• Task: Search the material for "COST" and show all lines that contain it.

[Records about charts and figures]
————————

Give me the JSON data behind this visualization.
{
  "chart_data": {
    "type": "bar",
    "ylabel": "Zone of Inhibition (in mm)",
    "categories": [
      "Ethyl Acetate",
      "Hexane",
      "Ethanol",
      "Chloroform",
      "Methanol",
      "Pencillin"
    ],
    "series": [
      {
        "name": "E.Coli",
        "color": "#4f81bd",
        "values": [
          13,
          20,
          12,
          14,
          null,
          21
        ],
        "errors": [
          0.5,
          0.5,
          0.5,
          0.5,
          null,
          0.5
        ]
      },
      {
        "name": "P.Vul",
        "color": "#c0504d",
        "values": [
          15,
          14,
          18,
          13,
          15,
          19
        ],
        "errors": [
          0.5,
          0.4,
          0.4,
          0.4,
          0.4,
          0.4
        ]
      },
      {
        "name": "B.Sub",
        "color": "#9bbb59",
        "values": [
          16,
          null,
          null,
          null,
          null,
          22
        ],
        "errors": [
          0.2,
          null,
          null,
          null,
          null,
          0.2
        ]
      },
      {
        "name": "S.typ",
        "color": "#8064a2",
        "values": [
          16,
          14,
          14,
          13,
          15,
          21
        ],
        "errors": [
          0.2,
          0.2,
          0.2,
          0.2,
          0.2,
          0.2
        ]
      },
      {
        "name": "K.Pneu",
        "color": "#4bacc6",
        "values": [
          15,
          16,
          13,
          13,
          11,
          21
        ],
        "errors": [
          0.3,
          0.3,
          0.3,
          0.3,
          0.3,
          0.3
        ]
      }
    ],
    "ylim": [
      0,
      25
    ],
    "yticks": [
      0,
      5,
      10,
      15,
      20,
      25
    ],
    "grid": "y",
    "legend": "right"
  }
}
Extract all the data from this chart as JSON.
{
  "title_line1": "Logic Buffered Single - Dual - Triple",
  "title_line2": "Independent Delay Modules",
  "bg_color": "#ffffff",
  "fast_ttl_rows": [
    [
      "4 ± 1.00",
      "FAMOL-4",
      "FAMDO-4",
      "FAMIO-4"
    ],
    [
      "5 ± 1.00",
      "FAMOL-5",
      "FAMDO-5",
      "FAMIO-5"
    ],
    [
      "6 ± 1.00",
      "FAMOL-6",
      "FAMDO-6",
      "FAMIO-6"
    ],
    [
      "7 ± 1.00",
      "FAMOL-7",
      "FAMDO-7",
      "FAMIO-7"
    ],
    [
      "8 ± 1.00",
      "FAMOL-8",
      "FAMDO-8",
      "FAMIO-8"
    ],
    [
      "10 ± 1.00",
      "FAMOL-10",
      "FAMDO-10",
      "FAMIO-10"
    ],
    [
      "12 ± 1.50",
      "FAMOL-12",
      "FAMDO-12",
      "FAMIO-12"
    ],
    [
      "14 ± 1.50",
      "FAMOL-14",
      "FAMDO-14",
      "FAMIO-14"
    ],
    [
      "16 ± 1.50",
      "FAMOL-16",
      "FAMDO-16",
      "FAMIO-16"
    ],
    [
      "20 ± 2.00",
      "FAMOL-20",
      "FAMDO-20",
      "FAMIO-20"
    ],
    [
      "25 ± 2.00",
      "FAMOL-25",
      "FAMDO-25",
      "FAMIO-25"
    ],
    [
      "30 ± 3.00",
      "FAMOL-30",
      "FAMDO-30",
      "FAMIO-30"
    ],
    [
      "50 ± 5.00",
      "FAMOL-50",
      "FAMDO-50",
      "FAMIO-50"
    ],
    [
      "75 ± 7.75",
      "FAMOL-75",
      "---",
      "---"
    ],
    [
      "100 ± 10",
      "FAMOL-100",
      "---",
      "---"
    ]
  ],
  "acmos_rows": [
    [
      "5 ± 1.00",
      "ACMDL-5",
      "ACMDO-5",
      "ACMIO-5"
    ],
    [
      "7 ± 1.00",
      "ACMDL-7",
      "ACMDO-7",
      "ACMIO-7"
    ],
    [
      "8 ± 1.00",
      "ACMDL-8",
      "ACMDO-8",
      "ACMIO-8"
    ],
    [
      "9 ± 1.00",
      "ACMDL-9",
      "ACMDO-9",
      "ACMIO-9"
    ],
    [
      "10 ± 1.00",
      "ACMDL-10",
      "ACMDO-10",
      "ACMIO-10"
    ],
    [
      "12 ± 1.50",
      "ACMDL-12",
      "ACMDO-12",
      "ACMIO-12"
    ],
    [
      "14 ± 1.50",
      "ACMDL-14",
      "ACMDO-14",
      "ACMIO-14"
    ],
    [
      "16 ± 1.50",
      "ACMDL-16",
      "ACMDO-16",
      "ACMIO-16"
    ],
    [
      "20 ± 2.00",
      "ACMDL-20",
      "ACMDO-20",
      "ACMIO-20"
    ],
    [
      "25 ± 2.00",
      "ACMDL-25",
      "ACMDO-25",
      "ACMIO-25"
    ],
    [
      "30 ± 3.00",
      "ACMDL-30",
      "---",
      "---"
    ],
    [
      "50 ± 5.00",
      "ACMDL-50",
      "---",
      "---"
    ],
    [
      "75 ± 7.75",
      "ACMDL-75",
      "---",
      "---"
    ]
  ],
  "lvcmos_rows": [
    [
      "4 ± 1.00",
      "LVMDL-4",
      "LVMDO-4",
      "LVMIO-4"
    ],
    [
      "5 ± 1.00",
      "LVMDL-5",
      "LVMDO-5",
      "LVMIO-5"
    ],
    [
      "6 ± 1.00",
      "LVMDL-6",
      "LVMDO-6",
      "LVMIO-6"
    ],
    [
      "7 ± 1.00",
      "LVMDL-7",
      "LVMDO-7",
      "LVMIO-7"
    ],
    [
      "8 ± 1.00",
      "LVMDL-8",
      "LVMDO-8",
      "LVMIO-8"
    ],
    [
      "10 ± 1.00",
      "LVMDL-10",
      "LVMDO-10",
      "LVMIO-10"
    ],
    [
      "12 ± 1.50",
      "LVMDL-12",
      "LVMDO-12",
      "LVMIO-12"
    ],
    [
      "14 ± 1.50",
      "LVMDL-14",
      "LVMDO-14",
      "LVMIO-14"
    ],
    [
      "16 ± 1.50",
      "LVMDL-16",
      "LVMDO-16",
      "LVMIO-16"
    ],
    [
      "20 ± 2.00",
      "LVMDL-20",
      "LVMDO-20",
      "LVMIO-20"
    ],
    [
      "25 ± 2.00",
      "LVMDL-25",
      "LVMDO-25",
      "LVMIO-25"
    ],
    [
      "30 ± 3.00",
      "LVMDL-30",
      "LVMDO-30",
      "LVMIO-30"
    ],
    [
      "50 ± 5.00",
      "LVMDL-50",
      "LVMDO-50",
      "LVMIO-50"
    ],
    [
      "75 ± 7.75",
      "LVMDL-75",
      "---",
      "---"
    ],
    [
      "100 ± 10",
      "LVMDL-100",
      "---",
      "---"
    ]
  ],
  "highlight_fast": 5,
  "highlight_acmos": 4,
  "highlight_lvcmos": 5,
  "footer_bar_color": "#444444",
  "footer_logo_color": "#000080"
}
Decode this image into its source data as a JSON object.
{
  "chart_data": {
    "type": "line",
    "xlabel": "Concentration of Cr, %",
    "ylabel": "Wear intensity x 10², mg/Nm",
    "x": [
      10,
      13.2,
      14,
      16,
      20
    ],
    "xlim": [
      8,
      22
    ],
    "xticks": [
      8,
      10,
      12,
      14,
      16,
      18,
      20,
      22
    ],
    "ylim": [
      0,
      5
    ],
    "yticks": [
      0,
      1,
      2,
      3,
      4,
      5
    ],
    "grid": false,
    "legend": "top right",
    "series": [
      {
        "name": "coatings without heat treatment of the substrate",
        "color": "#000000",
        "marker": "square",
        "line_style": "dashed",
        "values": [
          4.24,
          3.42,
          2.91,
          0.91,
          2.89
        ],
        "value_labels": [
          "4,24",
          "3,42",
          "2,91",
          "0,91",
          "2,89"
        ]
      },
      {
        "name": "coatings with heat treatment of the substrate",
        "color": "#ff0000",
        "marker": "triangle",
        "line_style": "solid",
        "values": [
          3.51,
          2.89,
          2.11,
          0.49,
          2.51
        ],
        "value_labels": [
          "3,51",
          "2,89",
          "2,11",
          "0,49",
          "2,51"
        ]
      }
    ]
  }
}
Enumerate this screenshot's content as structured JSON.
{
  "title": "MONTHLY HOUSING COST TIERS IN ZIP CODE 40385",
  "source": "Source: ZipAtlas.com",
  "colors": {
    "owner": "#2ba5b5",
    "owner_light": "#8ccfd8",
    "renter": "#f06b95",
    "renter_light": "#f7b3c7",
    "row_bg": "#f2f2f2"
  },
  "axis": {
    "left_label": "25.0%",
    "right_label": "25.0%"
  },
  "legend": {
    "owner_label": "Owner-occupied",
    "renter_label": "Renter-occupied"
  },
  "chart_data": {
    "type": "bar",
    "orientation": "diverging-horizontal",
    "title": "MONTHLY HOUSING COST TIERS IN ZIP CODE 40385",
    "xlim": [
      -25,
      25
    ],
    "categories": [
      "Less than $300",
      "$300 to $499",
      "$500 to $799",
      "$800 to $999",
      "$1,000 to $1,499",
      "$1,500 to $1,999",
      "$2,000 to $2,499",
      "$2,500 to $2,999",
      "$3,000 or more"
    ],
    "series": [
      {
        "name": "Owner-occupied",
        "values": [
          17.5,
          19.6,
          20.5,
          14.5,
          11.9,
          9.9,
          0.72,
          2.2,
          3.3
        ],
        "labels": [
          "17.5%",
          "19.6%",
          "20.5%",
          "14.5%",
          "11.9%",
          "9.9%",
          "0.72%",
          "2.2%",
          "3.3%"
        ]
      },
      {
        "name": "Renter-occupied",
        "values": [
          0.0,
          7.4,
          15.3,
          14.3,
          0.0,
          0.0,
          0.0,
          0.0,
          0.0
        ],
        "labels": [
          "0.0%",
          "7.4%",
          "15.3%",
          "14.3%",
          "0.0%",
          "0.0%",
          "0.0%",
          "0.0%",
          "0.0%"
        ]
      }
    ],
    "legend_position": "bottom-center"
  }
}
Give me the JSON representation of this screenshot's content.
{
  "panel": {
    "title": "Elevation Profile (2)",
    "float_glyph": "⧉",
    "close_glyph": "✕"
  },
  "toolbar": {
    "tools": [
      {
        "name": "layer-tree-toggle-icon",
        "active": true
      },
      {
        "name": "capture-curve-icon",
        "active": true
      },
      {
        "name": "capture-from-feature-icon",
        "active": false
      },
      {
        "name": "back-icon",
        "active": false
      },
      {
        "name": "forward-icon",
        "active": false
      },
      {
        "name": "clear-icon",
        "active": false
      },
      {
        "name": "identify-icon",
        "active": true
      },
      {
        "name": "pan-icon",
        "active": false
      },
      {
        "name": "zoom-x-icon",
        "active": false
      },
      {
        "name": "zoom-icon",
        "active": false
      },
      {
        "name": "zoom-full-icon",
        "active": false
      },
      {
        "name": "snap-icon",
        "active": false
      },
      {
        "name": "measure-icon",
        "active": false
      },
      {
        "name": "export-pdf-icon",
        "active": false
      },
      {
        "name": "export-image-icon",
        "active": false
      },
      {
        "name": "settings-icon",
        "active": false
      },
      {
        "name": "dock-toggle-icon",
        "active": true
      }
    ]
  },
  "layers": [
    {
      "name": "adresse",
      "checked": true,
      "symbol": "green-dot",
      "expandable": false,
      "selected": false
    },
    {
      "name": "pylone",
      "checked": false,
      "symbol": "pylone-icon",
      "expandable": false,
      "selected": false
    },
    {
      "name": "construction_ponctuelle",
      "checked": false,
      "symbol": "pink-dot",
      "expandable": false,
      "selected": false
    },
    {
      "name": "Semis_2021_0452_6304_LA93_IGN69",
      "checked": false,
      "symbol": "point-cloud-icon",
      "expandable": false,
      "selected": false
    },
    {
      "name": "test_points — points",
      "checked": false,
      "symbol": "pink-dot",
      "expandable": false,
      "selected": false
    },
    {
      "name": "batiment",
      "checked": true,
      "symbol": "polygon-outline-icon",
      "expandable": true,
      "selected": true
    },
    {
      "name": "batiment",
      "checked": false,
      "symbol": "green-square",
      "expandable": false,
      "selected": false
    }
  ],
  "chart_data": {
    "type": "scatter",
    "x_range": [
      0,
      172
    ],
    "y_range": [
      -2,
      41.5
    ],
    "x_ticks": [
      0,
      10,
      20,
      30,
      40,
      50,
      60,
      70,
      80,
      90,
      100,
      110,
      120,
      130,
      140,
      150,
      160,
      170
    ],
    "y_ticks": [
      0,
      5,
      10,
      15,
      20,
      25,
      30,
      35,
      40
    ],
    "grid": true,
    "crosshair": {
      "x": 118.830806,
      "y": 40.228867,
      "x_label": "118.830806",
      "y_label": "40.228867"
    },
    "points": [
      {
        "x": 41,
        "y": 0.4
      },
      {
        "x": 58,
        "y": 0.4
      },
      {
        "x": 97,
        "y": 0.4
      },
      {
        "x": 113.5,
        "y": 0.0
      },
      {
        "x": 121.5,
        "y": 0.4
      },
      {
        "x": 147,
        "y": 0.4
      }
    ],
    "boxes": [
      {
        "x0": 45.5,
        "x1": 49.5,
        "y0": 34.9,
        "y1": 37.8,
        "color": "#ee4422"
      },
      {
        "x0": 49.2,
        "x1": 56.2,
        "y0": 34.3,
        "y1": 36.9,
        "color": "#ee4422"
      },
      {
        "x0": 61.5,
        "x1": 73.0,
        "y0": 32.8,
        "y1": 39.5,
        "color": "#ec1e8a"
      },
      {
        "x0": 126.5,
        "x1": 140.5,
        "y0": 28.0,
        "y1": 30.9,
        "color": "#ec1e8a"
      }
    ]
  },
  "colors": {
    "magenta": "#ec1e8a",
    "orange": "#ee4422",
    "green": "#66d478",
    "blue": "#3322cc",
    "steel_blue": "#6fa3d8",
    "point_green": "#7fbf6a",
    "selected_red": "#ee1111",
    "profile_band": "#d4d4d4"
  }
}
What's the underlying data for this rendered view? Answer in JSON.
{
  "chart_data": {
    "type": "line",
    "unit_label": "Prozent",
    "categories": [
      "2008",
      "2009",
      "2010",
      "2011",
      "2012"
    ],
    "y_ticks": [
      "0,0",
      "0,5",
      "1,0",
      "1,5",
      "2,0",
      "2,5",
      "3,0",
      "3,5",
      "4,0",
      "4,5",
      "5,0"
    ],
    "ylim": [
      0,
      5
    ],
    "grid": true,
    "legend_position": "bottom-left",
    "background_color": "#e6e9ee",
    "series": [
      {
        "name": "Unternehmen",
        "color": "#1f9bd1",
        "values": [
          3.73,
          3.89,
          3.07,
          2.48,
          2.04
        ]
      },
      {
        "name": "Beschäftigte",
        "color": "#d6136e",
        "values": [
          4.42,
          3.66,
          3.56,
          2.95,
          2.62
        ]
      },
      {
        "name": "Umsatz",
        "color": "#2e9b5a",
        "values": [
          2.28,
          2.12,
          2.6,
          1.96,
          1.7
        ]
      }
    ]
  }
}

————————

• The output:
  "title": "MONTHLY HOUSING COST TIERS IN ZIP CODE 40385",
    "title": "MONTHLY HOUSING COST TIERS IN ZIP CODE 40385",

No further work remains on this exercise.